## start DATA RECORDS
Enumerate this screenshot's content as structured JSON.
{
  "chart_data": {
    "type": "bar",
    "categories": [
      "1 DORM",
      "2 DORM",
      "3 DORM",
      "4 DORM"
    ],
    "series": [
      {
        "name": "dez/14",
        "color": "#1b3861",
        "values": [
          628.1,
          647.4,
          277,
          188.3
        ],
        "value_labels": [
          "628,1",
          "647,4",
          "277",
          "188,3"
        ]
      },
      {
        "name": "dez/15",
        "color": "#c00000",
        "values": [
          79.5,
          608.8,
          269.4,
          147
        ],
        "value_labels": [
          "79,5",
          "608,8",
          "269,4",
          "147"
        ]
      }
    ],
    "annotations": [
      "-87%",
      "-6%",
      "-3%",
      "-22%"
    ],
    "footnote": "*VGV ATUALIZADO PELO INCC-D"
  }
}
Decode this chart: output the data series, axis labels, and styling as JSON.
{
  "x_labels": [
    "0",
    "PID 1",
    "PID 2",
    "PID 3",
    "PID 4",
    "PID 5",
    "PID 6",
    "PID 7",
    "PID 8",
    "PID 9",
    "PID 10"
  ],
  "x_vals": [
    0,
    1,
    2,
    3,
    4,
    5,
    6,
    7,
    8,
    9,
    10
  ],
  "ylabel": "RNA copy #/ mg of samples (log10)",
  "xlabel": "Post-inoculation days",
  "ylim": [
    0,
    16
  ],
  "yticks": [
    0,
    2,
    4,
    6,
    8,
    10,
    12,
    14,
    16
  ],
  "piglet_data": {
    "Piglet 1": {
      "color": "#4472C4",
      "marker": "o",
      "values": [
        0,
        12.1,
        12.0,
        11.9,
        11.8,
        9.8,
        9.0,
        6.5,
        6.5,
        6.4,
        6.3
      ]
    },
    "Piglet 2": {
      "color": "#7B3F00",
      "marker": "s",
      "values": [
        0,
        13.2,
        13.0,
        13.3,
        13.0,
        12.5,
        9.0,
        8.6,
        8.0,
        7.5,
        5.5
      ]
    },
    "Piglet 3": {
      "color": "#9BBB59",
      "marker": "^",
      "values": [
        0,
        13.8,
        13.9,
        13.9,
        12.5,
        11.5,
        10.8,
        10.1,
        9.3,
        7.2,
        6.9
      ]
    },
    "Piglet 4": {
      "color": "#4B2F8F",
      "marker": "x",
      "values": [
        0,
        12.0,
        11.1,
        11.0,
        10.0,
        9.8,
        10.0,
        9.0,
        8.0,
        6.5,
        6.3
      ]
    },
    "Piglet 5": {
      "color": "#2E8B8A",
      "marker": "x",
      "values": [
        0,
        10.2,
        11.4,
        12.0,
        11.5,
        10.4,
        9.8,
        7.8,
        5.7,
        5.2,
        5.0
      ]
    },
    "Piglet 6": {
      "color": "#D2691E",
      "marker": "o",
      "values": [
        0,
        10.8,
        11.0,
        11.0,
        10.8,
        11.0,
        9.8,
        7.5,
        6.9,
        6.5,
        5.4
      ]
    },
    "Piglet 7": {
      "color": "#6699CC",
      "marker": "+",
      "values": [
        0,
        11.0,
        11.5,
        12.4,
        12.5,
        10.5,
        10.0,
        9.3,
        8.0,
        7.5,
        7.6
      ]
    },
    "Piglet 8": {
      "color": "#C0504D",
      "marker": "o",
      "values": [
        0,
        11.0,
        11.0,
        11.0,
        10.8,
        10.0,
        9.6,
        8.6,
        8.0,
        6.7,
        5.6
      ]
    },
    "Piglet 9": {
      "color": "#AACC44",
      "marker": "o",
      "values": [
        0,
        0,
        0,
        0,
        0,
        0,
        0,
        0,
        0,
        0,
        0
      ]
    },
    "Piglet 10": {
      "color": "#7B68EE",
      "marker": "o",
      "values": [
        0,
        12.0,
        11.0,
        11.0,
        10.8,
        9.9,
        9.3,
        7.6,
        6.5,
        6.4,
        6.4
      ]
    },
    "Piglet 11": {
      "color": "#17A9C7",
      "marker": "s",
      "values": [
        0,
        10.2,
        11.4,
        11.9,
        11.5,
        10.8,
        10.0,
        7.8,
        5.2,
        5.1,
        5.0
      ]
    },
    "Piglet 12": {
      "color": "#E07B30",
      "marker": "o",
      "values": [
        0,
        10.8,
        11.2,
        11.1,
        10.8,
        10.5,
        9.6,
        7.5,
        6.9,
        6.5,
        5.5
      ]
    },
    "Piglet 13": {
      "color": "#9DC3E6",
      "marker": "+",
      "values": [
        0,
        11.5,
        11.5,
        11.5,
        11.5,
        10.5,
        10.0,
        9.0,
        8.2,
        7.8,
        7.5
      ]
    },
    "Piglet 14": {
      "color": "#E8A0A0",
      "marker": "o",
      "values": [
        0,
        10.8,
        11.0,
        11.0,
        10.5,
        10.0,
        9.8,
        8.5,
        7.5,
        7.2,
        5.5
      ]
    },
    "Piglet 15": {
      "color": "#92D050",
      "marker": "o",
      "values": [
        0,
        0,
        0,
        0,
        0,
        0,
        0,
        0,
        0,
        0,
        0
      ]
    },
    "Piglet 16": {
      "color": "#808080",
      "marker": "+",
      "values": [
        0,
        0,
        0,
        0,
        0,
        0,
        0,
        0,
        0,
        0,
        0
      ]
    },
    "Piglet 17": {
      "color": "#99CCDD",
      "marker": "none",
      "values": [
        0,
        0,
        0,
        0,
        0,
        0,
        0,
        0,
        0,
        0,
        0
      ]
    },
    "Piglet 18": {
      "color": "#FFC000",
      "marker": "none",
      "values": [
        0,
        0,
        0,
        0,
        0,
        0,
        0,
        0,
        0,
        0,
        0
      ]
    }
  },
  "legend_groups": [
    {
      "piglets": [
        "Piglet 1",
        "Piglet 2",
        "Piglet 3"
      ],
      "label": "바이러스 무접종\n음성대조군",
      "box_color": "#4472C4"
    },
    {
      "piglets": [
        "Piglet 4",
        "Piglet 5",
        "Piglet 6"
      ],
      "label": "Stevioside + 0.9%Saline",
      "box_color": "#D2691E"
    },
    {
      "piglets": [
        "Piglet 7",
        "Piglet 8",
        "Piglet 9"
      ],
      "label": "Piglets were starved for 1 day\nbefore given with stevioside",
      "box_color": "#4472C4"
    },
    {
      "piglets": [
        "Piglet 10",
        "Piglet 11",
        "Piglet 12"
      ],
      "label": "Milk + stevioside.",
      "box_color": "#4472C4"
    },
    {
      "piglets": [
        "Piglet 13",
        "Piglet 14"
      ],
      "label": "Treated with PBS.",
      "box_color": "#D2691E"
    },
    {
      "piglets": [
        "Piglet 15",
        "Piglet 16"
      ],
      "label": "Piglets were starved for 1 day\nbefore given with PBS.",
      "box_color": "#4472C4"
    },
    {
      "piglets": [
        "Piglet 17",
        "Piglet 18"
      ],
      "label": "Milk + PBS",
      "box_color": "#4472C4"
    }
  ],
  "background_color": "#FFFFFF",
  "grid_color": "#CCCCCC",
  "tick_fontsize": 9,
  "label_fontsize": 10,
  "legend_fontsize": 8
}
## end DATA RECORDS
EXERCISE:
Read the entries and pick out all lines that include the word "JSON".

CORRECT RESULT:
Enumerate this screenshot's content as structured JSON.
Decode this chart: output the data series, axis labels, and styling as JSON.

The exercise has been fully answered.